Saved data entries:
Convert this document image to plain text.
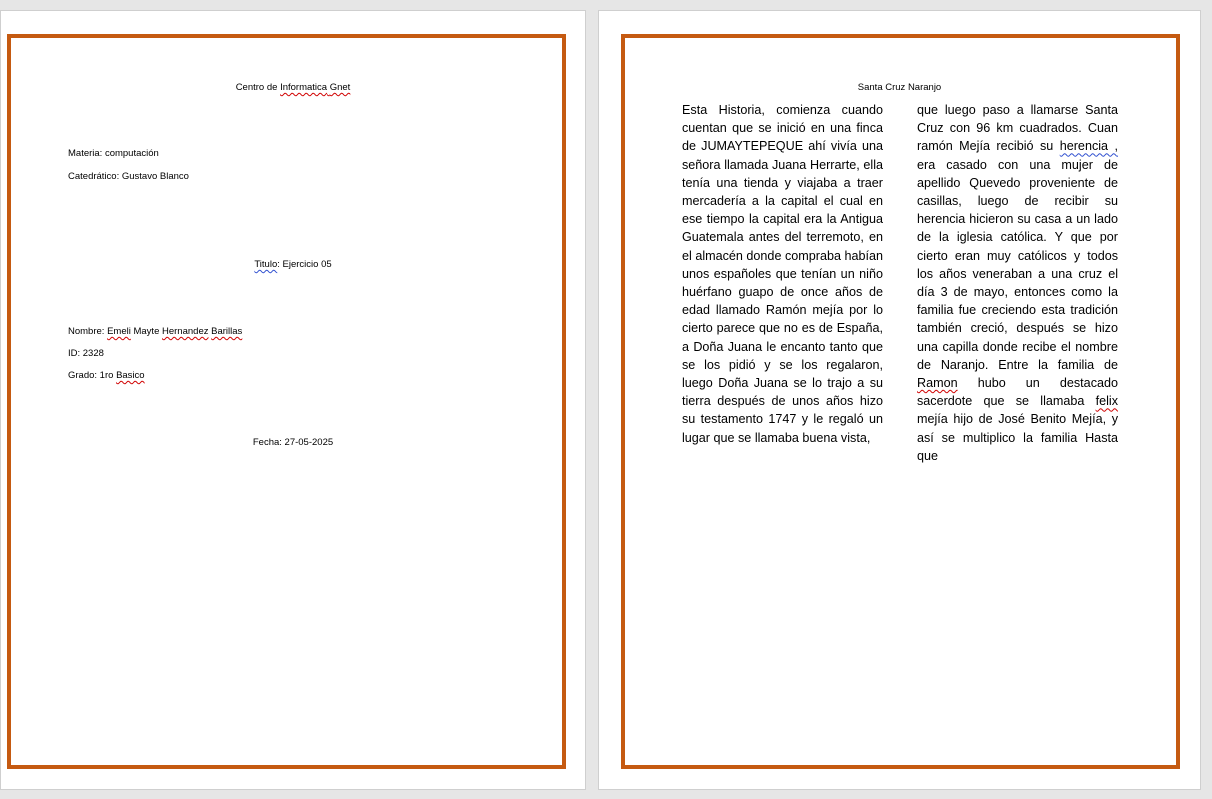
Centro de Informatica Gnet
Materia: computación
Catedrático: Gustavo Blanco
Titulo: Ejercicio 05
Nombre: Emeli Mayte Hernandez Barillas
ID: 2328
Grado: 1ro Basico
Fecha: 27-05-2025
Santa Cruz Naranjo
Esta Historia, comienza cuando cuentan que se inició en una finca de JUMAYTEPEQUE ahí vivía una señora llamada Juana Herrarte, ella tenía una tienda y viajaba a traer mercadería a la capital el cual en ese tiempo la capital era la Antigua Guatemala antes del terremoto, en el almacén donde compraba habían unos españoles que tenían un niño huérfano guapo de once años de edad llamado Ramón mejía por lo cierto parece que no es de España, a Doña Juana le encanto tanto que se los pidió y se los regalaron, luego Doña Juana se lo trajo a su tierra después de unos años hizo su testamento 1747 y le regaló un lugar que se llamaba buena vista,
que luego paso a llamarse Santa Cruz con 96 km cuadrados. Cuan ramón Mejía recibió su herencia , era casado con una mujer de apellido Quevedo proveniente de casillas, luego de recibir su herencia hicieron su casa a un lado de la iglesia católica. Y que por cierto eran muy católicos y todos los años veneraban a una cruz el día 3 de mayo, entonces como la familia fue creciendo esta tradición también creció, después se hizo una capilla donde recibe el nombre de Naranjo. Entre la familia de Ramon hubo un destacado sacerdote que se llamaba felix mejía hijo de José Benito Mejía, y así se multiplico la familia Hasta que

---

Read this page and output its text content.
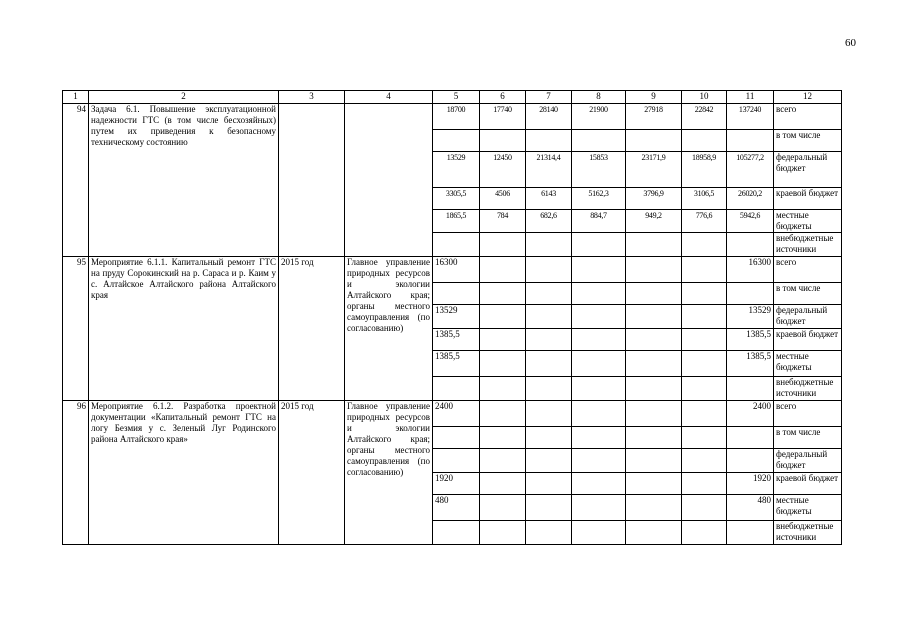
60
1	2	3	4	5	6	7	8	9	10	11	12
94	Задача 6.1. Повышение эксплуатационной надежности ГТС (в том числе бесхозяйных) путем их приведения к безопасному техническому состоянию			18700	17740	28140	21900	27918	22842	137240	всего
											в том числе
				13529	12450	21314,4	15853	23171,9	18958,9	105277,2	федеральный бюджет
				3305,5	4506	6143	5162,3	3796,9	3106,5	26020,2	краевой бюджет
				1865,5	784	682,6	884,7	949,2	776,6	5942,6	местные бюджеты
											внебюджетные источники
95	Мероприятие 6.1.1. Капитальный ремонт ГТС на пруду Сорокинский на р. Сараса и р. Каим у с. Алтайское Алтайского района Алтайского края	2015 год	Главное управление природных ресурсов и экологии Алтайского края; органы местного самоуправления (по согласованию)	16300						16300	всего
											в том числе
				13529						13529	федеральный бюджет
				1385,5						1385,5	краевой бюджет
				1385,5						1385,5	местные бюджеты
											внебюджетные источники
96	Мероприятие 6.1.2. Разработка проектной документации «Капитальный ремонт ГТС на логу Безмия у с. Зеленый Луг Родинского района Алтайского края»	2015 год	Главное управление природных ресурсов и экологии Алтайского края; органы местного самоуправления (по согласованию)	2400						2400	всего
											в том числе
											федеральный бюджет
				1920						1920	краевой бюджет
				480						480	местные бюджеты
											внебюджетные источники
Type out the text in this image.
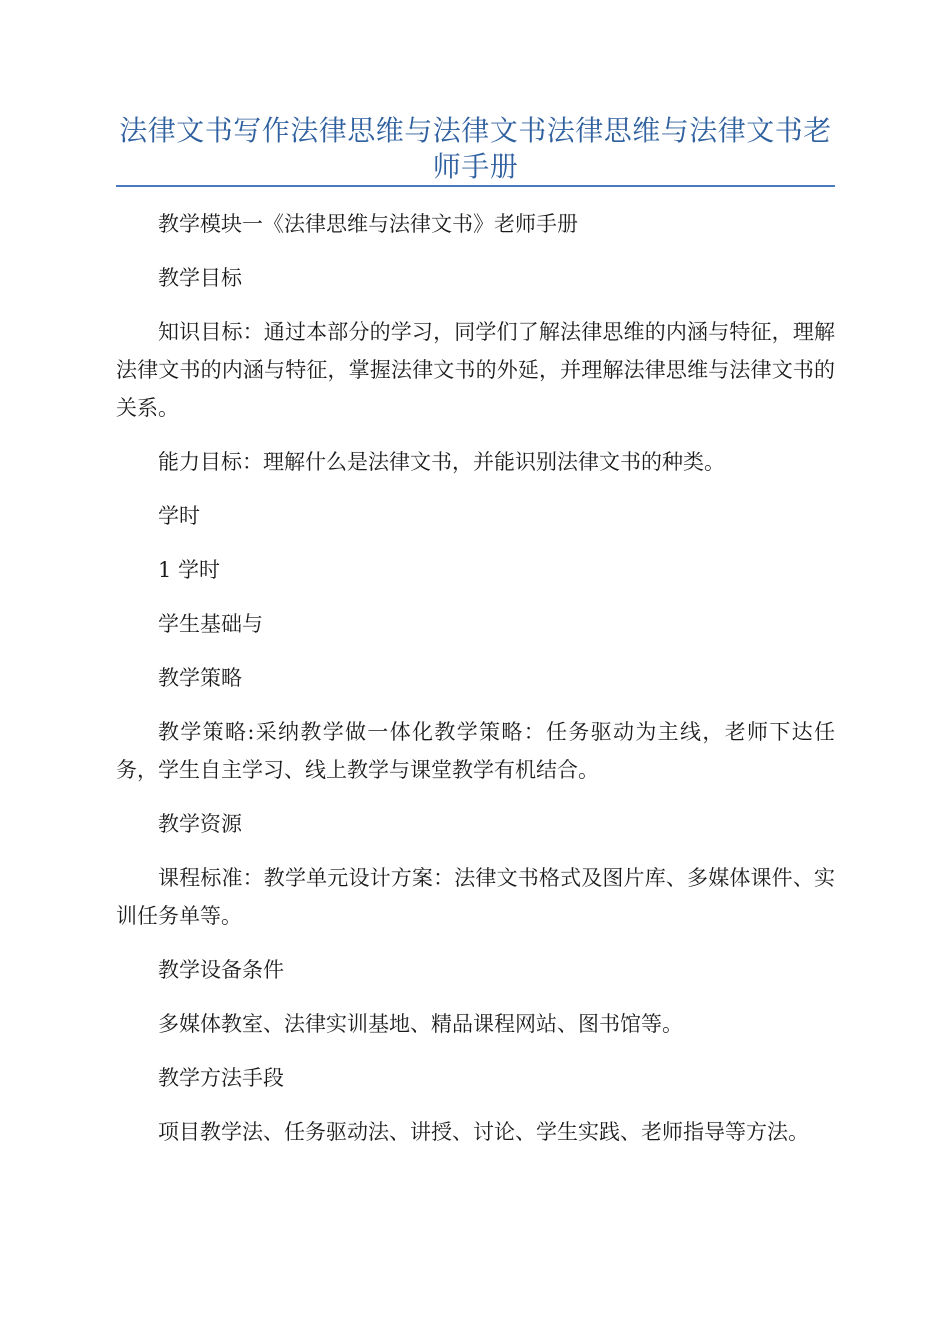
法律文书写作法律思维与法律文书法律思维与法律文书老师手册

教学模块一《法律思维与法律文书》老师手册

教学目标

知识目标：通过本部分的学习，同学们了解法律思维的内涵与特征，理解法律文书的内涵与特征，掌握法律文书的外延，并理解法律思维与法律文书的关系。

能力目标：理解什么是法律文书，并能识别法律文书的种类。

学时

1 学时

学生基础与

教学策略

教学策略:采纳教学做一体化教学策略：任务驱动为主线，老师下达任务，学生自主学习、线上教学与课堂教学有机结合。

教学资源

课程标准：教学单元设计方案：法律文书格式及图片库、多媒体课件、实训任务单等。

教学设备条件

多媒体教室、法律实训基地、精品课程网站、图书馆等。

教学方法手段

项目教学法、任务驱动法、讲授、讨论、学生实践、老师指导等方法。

==

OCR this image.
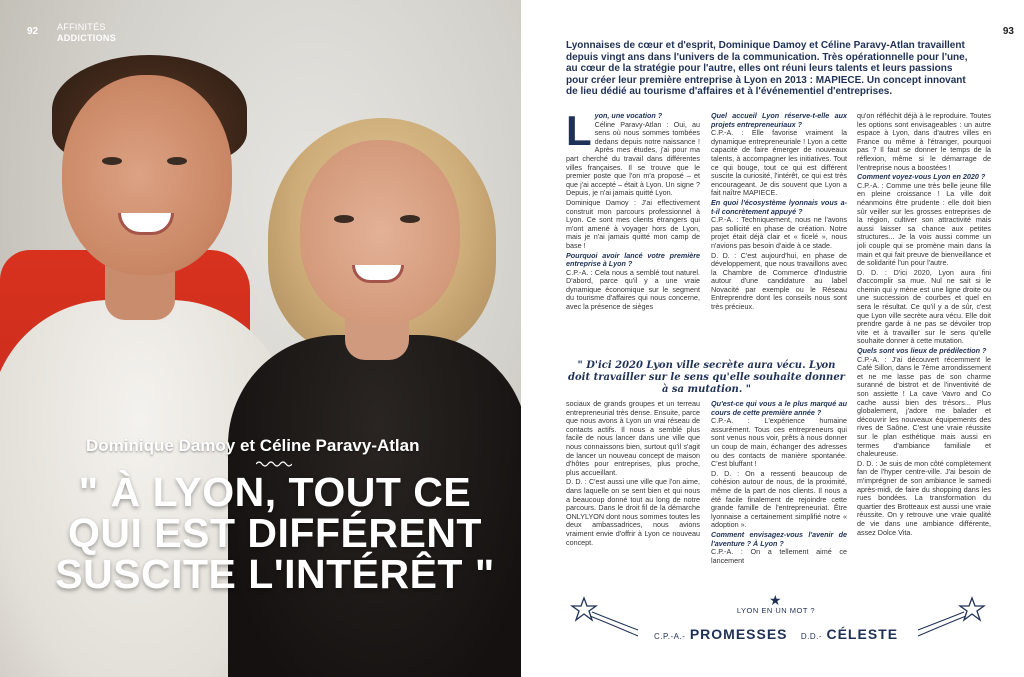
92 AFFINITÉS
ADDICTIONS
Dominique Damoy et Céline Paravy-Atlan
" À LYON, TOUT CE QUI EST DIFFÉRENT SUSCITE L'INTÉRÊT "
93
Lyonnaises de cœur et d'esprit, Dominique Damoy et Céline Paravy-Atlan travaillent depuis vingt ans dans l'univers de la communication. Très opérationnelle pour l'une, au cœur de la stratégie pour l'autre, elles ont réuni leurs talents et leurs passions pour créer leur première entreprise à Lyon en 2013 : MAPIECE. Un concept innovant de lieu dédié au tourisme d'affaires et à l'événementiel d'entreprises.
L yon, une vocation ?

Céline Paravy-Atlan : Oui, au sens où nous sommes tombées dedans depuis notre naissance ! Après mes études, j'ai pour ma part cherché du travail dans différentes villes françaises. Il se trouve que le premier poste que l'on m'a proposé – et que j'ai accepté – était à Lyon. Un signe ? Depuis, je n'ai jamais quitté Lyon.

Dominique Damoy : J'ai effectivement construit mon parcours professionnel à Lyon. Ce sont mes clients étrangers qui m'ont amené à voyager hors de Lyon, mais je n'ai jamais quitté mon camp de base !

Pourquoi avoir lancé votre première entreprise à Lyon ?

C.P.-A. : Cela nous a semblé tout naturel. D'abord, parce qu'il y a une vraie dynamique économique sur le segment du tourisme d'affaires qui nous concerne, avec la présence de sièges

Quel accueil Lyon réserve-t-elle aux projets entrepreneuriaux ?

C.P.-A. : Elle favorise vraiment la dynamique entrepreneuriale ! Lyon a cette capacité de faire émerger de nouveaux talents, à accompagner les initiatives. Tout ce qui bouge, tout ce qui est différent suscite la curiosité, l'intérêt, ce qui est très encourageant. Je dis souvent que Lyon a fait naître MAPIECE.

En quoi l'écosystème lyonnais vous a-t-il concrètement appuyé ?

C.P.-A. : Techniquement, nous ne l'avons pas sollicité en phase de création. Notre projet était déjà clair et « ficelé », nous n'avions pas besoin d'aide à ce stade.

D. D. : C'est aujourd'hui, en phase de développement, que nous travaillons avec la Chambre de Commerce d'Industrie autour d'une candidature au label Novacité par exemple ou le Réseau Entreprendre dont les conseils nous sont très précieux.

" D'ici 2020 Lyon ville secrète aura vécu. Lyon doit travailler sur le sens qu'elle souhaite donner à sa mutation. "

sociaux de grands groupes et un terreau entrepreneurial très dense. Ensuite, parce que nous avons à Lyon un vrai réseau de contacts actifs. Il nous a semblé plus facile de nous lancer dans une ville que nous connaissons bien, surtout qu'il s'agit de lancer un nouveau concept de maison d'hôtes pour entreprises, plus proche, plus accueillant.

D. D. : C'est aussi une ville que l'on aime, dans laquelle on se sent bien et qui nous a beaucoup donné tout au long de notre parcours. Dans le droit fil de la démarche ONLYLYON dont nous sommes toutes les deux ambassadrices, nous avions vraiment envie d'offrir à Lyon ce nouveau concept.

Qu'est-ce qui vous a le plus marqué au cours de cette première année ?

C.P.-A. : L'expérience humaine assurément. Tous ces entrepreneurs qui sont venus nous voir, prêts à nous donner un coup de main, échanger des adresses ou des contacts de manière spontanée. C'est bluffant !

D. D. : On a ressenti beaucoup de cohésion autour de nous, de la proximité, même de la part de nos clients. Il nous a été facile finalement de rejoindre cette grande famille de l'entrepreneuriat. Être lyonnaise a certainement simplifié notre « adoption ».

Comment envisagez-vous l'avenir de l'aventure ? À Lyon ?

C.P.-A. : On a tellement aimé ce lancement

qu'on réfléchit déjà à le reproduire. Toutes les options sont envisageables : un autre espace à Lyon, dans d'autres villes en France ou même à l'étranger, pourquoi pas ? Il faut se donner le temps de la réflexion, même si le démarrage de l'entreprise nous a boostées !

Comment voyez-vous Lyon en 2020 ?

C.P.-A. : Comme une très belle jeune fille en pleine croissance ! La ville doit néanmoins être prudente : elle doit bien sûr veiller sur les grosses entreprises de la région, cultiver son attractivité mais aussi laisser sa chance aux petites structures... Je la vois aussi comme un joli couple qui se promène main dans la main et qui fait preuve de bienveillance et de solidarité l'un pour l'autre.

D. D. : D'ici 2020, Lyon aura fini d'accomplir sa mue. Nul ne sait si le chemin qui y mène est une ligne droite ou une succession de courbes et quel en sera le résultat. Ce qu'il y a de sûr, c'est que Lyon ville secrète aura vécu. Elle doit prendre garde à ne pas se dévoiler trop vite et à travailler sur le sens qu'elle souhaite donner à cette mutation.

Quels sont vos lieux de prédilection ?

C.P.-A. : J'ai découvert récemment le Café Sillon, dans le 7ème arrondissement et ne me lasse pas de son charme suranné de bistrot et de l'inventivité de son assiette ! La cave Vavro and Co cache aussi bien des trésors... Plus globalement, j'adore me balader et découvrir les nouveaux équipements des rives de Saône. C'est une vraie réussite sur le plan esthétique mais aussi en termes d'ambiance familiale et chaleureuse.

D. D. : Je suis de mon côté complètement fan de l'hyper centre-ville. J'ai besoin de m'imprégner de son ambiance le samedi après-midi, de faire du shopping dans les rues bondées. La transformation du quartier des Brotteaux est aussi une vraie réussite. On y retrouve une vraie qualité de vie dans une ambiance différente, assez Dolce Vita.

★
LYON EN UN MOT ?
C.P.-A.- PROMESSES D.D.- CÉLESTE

* **Problem**:
Search the data for the word "this" and copy each line where it appears.

* **The result**:
Convert this document image to plain text.
Read this page and output its text content.
Type out the text in this image.
OCR this image.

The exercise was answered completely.